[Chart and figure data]
>>

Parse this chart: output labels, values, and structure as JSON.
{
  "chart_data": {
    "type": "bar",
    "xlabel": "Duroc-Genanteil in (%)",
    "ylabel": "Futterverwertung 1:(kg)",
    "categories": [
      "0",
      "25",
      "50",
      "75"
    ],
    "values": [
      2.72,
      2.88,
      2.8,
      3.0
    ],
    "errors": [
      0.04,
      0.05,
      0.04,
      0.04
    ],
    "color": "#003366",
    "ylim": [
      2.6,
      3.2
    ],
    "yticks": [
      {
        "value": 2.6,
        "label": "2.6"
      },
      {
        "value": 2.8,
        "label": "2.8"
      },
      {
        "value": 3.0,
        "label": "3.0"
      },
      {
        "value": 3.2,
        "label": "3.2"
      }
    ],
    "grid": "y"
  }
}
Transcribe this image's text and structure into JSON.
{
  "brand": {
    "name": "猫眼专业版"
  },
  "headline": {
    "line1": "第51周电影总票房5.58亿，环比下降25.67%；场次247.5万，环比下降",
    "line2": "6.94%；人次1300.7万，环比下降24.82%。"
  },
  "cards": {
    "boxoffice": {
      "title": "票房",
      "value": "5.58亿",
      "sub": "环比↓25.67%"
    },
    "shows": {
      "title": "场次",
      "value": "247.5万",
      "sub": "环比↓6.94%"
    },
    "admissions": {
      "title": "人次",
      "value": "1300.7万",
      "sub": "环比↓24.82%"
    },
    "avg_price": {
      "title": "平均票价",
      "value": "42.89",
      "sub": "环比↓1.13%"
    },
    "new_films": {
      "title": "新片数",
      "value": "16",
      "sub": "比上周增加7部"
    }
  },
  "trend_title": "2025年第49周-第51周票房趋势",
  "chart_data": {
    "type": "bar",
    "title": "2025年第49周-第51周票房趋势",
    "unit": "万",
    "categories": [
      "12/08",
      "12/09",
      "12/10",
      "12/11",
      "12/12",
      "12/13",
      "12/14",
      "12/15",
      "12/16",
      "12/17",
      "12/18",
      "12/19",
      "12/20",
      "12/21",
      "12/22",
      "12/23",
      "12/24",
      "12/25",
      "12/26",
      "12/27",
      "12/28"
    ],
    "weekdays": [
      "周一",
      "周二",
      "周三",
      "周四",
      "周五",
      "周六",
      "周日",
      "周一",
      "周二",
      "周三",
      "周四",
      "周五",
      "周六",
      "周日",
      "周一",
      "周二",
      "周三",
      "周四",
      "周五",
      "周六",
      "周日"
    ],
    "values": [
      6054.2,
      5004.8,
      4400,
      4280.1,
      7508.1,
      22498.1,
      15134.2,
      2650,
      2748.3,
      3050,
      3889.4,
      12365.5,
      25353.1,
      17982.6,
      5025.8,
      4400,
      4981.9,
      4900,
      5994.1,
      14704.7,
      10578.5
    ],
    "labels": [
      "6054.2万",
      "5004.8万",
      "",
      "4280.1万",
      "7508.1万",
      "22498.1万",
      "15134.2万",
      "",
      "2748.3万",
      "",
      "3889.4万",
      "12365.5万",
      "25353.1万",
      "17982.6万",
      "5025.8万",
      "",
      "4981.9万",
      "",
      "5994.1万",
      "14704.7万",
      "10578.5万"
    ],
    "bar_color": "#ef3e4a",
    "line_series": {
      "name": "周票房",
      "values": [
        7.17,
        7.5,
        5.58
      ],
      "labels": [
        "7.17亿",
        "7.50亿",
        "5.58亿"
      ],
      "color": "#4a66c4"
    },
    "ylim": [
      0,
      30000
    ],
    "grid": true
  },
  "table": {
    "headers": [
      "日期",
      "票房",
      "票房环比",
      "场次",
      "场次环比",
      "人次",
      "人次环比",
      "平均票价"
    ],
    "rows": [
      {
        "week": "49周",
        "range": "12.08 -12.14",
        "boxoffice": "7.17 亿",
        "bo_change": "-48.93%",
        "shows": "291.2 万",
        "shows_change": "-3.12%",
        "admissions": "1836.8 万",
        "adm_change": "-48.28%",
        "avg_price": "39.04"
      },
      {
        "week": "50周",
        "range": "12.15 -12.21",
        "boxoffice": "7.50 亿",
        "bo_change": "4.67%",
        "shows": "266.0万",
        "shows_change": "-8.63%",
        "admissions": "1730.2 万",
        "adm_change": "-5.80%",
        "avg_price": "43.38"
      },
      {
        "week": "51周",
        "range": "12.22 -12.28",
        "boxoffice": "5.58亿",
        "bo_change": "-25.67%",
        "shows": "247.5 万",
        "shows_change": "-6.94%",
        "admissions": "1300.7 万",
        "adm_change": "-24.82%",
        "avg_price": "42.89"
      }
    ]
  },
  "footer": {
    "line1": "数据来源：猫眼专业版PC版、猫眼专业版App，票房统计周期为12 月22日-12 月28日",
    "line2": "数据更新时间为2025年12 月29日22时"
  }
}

<<

### THE REQUEST
Your task is to return the full listing exactly as it was given.

### ANSWER
Parse this chart: output labels, values, and structure as JSON.
{
  "chart_data": {
    "type": "bar",
    "xlabel": "Duroc-Genanteil in (%)",
    "ylabel": "Futterverwertung 1:(kg)",
    "categories": [
      "0",
      "25",
      "50",
      "75"
    ],
    "values": [
      2.72,
      2.88,
      2.8,
      3.0
    ],
    "errors": [
      0.04,
      0.05,
      0.04,
      0.04
    ],
    "color": "#003366",
    "ylim": [
      2.6,
      3.2
    ],
    "yticks": [
      {
        "value": 2.6,
        "label": "2.6"
      },
      {
        "value": 2.8,
        "label": "2.8"
      },
      {
        "value": 3.0,
        "label": "3.0"
      },
      {
        "value": 3.2,
        "label": "3.2"
      }
    ],
    "grid": "y"
  }
}
Transcribe this image's text and structure into JSON.
{
  "brand": {
    "name": "猫眼专业版"
  },
  "headline": {
    "line1": "第51周电影总票房5.58亿，环比下降25.67%；场次247.5万，环比下降",
    "line2": "6.94%；人次1300.7万，环比下降24.82%。"
  },
  "cards": {
    "boxoffice": {
      "title": "票房",
      "value": "5.58亿",
      "sub": "环比↓25.67%"
    },
    "shows": {
      "title": "场次",
      "value": "247.5万",
      "sub": "环比↓6.94%"
    },
    "admissions": {
      "title": "人次",
      "value": "1300.7万",
      "sub": "环比↓24.82%"
    },
    "avg_price": {
      "title": "平均票价",
      "value": "42.89",
      "sub": "环比↓1.13%"
    },
    "new_films": {
      "title": "新片数",
      "value": "16",
      "sub": "比上周增加7部"
    }
  },
  "trend_title": "2025年第49周-第51周票房趋势",
  "chart_data": {
    "type": "bar",
    "title": "2025年第49周-第51周票房趋势",
    "unit": "万",
    "categories": [
      "12/08",
      "12/09",
      "12/10",
      "12/11",
      "12/12",
      "12/13",
      "12/14",
      "12/15",
      "12/16",
      "12/17",
      "12/18",
      "12/19",
      "12/20",
      "12/21",
      "12/22",
      "12/23",
      "12/24",
      "12/25",
      "12/26",
      "12/27",
      "12/28"
    ],
    "weekdays": [
      "周一",
      "周二",
      "周三",
      "周四",
      "周五",
      "周六",
      "周日",
      "周一",
      "周二",
      "周三",
      "周四",
      "周五",
      "周六",
      "周日",
      "周一",
      "周二",
      "周三",
      "周四",
      "周五",
      "周六",
      "周日"
    ],
    "values": [
      6054.2,
      5004.8,
      4400,
      4280.1,
      7508.1,
      22498.1,
      15134.2,
      2650,
      2748.3,
      3050,
      3889.4,
      12365.5,
      25353.1,
      17982.6,
      5025.8,
      4400,
      4981.9,
      4900,
      5994.1,
      14704.7,
      10578.5
    ],
    "labels": [
      "6054.2万",
      "5004.8万",
      "",
      "4280.1万",
      "7508.1万",
      "22498.1万",
      "15134.2万",
      "",
      "2748.3万",
      "",
      "3889.4万",
      "12365.5万",
      "25353.1万",
      "17982.6万",
      "5025.8万",
      "",
      "4981.9万",
      "",
      "5994.1万",
      "14704.7万",
      "10578.5万"
    ],
    "bar_color": "#ef3e4a",
    "line_series": {
      "name": "周票房",
      "values": [
        7.17,
        7.5,
        5.58
      ],
      "labels": [
        "7.17亿",
        "7.50亿",
        "5.58亿"
      ],
      "color": "#4a66c4"
    },
    "ylim": [
      0,
      30000
    ],
    "grid": true
  },
  "table": {
    "headers": [
      "日期",
      "票房",
      "票房环比",
      "场次",
      "场次环比",
      "人次",
      "人次环比",
      "平均票价"
    ],
    "rows": [
      {
        "week": "49周",
        "range": "12.08 -12.14",
        "boxoffice": "7.17 亿",
        "bo_change": "-48.93%",
        "shows": "291.2 万",
        "shows_change": "-3.12%",
        "admissions": "1836.8 万",
        "adm_change": "-48.28%",
        "avg_price": "39.04"
      },
      {
        "week": "50周",
        "range": "12.15 -12.21",
        "boxoffice": "7.50 亿",
        "bo_change": "4.67%",
        "shows": "266.0万",
        "shows_change": "-8.63%",
        "admissions": "1730.2 万",
        "adm_change": "-5.80%",
        "avg_price": "43.38"
      },
      {
        "week": "51周",
        "range": "12.22 -12.28",
        "boxoffice": "5.58亿",
        "bo_change": "-25.67%",
        "shows": "247.5 万",
        "shows_change": "-6.94%",
        "admissions": "1300.7 万",
        "adm_change": "-24.82%",
        "avg_price": "42.89"
      }
    ]
  },
  "footer": {
    "line1": "数据来源：猫眼专业版PC版、猫眼专业版App，票房统计周期为12 月22日-12 月28日",
    "line2": "数据更新时间为2025年12 月29日22时"
  }
}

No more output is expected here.